__Task details__: Copy out all the lines exactly. Omit pictures.

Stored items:
· · · ·
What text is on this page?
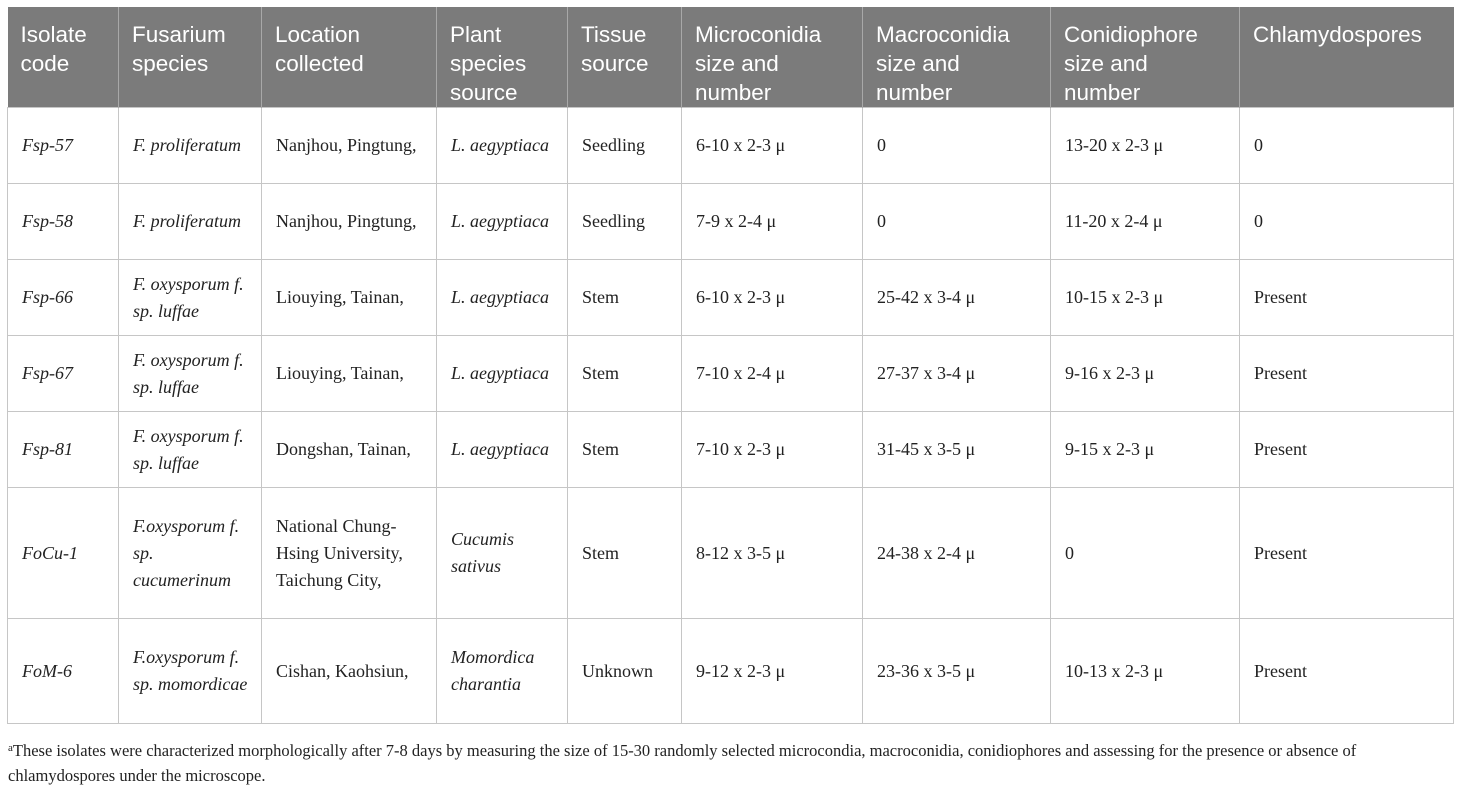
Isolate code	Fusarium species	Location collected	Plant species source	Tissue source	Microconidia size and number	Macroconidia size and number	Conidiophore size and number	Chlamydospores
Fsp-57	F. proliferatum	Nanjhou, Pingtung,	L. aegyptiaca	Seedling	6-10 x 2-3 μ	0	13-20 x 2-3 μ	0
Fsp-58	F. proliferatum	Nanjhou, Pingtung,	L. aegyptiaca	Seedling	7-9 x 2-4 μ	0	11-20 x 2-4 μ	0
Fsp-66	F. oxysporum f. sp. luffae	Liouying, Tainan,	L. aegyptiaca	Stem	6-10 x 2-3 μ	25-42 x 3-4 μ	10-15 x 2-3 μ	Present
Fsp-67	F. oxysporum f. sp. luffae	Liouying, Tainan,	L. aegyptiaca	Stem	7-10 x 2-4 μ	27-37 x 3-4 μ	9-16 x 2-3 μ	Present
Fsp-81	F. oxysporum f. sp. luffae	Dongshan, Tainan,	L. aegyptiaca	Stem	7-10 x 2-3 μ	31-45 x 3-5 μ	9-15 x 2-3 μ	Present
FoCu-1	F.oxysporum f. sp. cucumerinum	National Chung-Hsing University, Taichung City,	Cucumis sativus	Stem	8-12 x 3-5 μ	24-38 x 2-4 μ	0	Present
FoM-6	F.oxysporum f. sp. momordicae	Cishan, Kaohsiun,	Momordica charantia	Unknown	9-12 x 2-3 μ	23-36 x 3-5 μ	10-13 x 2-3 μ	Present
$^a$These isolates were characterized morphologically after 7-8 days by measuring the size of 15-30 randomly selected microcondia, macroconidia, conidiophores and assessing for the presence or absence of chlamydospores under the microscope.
· · · ·
__Exercise response__:
What text is on this page?
Isolate code	Fusarium species	Location collected	Plant species source	Tissue source	Microconidia size and number	Macroconidia size and number	Conidiophore size and number	Chlamydospores
Fsp-57	F. proliferatum	Nanjhou, Pingtung,	L. aegyptiaca	Seedling	6-10 x 2-3 μ	0	13-20 x 2-3 μ	0
Fsp-58	F. proliferatum	Nanjhou, Pingtung,	L. aegyptiaca	Seedling	7-9 x 2-4 μ	0	11-20 x 2-4 μ	0
Fsp-66	F. oxysporum f. sp. luffae	Liouying, Tainan,	L. aegyptiaca	Stem	6-10 x 2-3 μ	25-42 x 3-4 μ	10-15 x 2-3 μ	Present
Fsp-67	F. oxysporum f. sp. luffae	Liouying, Tainan,	L. aegyptiaca	Stem	7-10 x 2-4 μ	27-37 x 3-4 μ	9-16 x 2-3 μ	Present
Fsp-81	F. oxysporum f. sp. luffae	Dongshan, Tainan,	L. aegyptiaca	Stem	7-10 x 2-3 μ	31-45 x 3-5 μ	9-15 x 2-3 μ	Present
FoCu-1	F.oxysporum f. sp. cucumerinum	National Chung-Hsing University, Taichung City,	Cucumis sativus	Stem	8-12 x 3-5 μ	24-38 x 2-4 μ	0	Present
FoM-6	F.oxysporum f. sp. momordicae	Cishan, Kaohsiun,	Momordica charantia	Unknown	9-12 x 2-3 μ	23-36 x 3-5 μ	10-13 x 2-3 μ	Present
$^a$These isolates were characterized morphologically after 7-8 days by measuring the size of 15-30 randomly selected microcondia, macroconidia, conidiophores and assessing for the presence or absence of chlamydospores under the microscope.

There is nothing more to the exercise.